L’ISIS è una organizzazione che ha assoluto bisogno di un riconoscimento internazionale. La pubblicità delle sue gesta risiede soprattutto in questo. E’ una indiretta legittimazione della sua esistenza.

Persegue un disegno così ambizioso, come la costituzione di uno Stato islamico e la disintegrazione delle esistenti nazioni in Medio Oriente, per il quale occorre che tutto diventi storia islamica, leggenda dei suoi eroi, segno divino, funzione messianica. Se al Baghdadi sventola la bandiera dell’Islam, la sua guerra diventa una guerra di religione.

La pubblicità che viene direttamente assicurata alle vicende dell’ISIS diventa propaganda e parte di questa propaganda è mirata a diffondere quel messaggio messianico dove tutto è Islam, premonizione del Corano, disegno di Allah. Quindi propaganda religiosa.

E se questo è l’aspetto teologico del suo esistere, la pubblicità è anche una forma per attirare nuovi adepti, fare proselitismo, alimentare l’arrivo di nuovi combattenti stranieri, dare nel contempo al disegno di al Baghdadi una taratura internazionale che travalichi i confini geografici del Medio Oriente.

Poi c’è la pubblicità indirizzata nelle truculenti immagini di decapitazioni e crocifissioni, che spaventa il nemico, intimorisce chi vive già sotto la legge del califfo, rende poi il cammino dei combattenti islamici una strada senza ritorno non potendo contare sulla clemenza del nemico in caso di sconfitta.

C’è poi l’aspetto dinamico che deve essere pubblicizzato: uno Stato che combatte, vince, si estende e si consolida nel nome di Allah. L’ISIS ha bisogno di pubblicizzare il suo progredire, ha sempre bisogno di dimostrare che niente lo può fermare. Comunque la narrazione di una epopea militare. Il tutto, indirettamente, serve anche per nascondere le sue sconfitte.

----------

Trascrivi il passo del testo sulla propaganda dell'ISIS partendo da "Persegue un disegno" e proseguendo fino a "guerra di religione.", rinominando "Medio Oriente" in "Vicino Oriente".

DATI FORNITI

----------

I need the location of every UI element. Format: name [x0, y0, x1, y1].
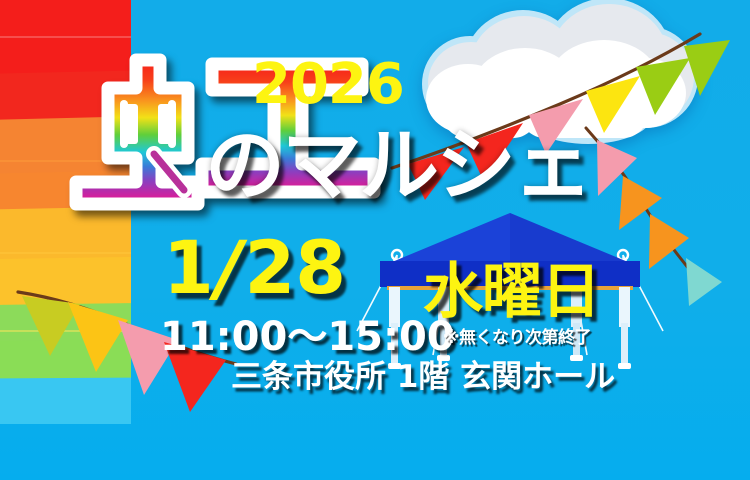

----------

RISPOSTA COMPLETA
Persegue un disegno così ambizioso, come la costituzione di uno Stato islamico e la disintegrazione delle esistenti nazioni in Vicino Oriente, per il quale occorre che tutto diventi storia islamica, leggenda dei suoi eroi, segno divino, funzione messianica. Se al Baghdadi sventola la bandiera dell’Islam, la sua guerra diventa una guerra di religione.